+++ GIVEN DATA

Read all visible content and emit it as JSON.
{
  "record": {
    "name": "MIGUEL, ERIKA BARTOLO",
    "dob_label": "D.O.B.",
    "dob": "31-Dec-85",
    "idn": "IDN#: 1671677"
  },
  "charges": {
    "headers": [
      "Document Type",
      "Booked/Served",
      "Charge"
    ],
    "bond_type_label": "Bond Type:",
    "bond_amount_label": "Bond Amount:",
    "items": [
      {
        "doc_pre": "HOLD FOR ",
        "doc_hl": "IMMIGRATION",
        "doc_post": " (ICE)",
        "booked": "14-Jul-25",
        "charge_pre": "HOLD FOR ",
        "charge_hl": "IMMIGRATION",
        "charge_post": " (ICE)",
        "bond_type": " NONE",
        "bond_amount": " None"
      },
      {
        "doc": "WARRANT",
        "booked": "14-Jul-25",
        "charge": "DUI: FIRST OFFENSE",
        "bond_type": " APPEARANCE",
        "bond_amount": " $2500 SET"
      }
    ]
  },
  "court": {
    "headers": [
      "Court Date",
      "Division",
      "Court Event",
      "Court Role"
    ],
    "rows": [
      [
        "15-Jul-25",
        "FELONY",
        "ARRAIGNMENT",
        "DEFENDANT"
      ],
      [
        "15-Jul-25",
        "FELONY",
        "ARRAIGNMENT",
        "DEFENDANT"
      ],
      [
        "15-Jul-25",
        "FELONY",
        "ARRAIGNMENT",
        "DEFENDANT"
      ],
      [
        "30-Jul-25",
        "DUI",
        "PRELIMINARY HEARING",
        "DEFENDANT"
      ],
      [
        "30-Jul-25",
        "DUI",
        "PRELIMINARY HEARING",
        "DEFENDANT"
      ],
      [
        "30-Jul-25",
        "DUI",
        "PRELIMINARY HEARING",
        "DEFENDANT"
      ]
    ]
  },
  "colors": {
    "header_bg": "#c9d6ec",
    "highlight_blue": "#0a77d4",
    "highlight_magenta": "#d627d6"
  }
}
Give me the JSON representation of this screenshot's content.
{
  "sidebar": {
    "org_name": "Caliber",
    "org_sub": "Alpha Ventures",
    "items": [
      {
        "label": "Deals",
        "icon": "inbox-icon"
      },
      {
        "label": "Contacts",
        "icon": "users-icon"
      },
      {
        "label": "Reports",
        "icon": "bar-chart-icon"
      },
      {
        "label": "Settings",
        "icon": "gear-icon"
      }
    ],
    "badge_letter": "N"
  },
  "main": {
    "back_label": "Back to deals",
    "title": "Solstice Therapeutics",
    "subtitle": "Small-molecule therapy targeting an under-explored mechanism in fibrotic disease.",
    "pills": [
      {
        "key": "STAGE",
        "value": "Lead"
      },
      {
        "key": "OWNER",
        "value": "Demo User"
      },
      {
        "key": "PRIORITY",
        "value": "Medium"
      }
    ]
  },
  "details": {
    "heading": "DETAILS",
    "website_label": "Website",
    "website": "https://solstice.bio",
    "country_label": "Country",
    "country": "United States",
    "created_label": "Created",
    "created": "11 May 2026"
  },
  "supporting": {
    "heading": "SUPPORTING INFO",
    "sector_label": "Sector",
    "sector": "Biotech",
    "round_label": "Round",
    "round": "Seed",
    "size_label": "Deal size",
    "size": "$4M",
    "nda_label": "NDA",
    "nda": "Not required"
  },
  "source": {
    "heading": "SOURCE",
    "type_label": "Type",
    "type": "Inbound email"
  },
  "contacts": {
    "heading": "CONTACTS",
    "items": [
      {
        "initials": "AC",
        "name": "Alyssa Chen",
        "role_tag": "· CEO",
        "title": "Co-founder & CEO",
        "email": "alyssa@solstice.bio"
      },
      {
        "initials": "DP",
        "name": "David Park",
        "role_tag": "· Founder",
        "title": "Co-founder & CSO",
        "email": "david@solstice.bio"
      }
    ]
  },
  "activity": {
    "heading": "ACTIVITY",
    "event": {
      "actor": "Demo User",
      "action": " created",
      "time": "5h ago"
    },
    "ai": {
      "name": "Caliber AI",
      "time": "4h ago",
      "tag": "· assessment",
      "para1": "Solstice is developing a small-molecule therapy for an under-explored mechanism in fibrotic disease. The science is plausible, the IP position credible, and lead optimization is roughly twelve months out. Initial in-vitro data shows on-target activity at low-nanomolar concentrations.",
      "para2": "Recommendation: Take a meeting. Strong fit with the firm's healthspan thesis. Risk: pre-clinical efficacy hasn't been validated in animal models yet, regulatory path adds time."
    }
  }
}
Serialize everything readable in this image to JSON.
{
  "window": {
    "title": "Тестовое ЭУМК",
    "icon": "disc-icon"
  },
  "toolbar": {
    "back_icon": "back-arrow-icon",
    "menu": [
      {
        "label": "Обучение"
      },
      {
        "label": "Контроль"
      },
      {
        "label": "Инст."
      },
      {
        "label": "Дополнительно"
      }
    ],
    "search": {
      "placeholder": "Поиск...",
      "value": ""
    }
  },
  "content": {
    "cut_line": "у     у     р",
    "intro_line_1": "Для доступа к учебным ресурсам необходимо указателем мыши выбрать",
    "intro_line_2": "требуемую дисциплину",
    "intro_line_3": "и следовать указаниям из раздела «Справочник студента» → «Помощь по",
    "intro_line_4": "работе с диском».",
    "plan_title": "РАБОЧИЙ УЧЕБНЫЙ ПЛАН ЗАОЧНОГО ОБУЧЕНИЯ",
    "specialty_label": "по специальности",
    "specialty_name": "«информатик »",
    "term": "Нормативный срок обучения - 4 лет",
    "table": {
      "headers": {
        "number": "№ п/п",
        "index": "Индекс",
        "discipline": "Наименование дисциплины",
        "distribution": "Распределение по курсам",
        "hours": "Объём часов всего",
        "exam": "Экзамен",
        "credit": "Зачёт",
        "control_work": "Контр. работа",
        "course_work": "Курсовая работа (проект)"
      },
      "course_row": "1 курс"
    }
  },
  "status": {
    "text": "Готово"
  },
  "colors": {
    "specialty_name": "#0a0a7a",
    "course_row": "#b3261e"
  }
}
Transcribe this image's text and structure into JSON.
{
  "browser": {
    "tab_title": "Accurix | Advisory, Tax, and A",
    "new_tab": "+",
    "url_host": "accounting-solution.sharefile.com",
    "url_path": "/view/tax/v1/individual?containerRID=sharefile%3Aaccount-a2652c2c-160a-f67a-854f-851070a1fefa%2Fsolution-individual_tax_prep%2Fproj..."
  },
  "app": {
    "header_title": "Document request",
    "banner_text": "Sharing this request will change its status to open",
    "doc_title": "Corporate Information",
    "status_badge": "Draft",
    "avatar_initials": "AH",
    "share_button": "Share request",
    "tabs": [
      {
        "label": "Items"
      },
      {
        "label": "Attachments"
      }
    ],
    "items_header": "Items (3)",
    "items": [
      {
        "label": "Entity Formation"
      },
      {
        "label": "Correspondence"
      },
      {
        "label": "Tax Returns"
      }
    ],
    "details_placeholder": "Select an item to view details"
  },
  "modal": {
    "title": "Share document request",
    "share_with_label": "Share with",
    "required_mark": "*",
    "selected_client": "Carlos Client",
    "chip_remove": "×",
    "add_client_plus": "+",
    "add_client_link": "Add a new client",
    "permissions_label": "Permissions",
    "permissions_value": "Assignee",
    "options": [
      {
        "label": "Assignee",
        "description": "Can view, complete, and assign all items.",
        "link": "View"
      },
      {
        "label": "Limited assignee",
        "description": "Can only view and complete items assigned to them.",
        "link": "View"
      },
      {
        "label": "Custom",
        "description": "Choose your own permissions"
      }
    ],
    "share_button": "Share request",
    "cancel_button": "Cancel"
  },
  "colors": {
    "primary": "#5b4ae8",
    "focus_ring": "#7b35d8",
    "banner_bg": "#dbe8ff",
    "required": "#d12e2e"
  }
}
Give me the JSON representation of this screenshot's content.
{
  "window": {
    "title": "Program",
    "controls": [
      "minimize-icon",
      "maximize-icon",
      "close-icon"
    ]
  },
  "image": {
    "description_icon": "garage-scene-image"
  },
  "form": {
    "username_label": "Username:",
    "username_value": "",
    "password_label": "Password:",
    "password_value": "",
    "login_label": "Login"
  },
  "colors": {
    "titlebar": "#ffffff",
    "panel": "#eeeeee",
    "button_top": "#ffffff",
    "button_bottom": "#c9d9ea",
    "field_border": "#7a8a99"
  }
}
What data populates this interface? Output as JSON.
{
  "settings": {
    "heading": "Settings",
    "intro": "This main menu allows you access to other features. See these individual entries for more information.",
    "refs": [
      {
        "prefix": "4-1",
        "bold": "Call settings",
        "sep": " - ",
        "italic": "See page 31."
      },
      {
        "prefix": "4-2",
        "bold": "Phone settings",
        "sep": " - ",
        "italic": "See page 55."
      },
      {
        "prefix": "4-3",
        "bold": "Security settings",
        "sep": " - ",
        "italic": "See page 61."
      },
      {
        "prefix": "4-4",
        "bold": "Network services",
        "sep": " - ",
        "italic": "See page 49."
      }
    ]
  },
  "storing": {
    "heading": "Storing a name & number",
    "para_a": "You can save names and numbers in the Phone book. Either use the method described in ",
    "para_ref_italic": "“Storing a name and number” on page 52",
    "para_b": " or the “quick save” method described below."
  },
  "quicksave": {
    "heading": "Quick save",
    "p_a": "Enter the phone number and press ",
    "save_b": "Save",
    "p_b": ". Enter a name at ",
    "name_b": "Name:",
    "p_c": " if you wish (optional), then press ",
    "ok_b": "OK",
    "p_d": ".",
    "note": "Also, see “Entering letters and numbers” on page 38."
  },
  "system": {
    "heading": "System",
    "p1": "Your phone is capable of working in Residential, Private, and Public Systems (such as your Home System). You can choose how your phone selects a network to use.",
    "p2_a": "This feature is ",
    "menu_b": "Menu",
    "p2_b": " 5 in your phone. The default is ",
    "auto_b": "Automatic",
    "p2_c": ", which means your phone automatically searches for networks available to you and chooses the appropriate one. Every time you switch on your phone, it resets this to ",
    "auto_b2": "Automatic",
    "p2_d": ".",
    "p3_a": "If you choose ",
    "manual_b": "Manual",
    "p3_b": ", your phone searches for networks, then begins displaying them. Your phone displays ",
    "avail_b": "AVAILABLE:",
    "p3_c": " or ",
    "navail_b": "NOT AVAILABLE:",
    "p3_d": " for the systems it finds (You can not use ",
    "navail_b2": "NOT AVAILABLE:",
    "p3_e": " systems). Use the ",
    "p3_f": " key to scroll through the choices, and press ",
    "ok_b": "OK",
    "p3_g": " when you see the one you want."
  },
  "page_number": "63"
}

++++++

EXERCISE AIM: In the listing, find all lines with the string "method" and copy them.

WRITTEN SOLUTION:
    "para_a": "You can save names and numbers in the Phone book. Either use the method described in ",
    "para_b": " or the “quick save” method described below."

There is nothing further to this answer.